** Begin Data for the task **

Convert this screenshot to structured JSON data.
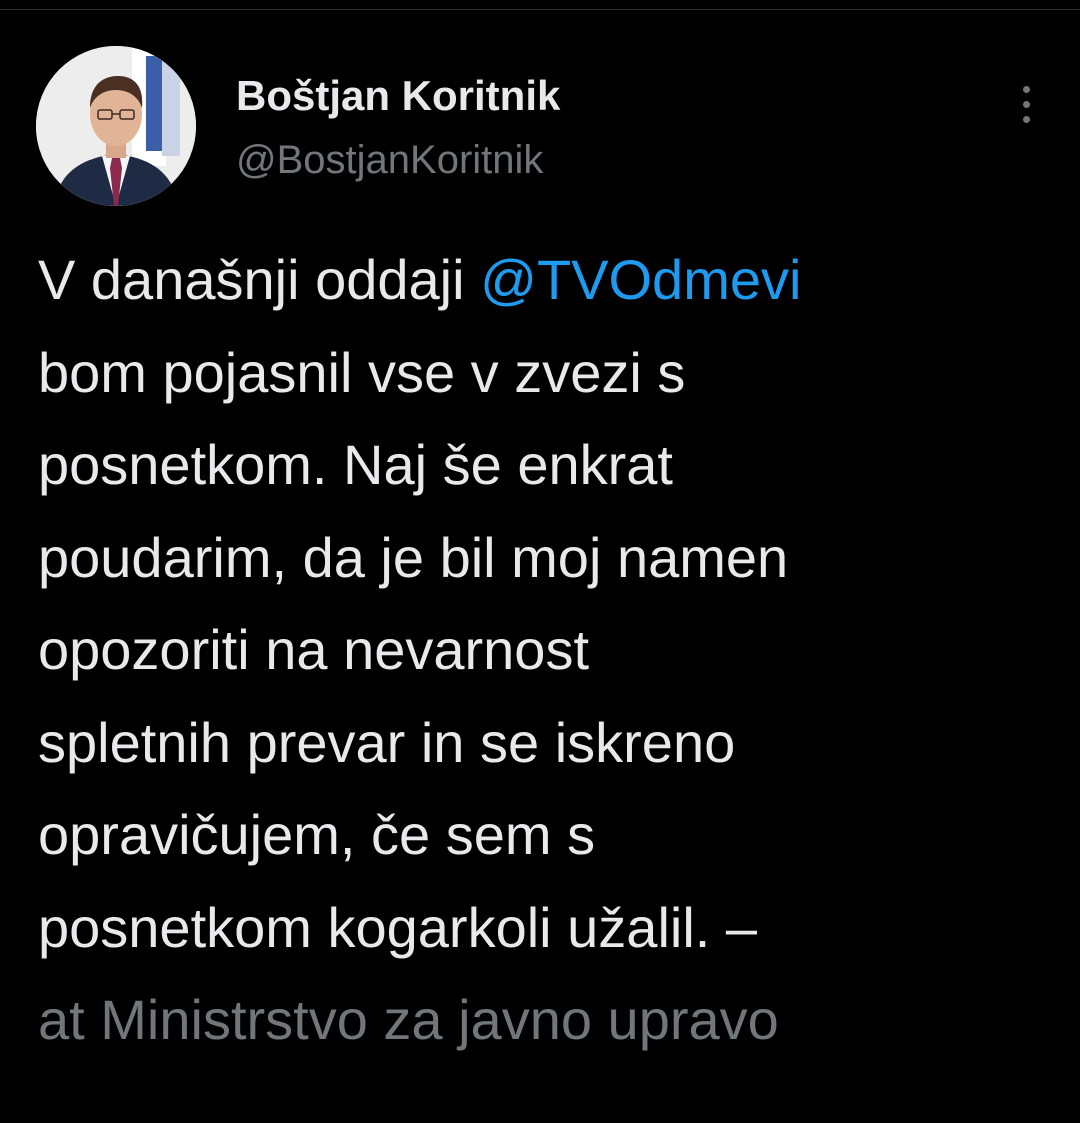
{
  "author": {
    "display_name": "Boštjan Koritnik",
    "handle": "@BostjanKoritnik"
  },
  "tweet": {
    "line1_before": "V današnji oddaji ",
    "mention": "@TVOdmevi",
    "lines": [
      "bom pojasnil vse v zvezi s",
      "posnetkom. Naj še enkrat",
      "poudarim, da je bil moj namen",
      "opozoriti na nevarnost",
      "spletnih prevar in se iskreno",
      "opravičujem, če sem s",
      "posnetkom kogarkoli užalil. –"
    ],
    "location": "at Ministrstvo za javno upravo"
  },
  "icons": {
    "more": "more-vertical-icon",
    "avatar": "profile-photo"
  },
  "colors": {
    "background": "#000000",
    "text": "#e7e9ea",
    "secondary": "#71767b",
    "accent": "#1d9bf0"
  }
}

** End Data for the task **
** Begin Data for the task **

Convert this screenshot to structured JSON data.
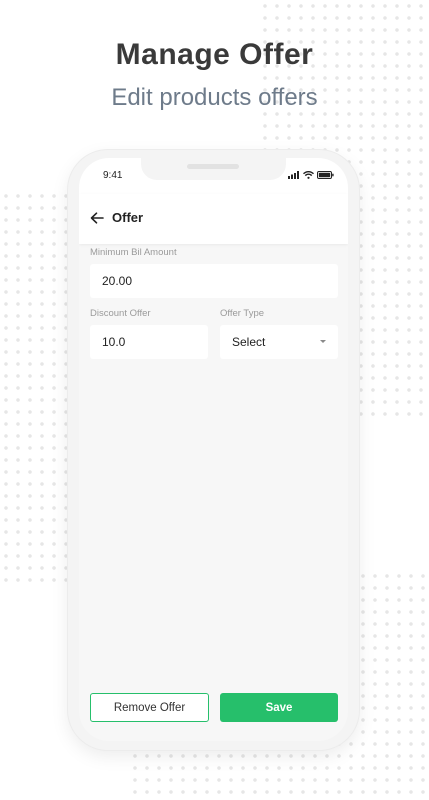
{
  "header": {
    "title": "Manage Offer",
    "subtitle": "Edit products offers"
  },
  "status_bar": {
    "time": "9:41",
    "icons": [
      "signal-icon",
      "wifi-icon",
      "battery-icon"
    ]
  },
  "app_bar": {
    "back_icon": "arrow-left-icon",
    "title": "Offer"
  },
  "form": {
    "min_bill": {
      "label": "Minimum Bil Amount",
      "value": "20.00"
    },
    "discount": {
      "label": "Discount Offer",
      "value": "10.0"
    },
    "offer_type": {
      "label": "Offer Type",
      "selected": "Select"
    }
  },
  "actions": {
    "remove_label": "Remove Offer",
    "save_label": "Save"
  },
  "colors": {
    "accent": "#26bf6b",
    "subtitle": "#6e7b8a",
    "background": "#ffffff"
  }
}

** End Data for the task **

*What is being asked*.
Work through the data and report how many of its lines hold the word "posnetkom", giving only the figure.

*Response*.
2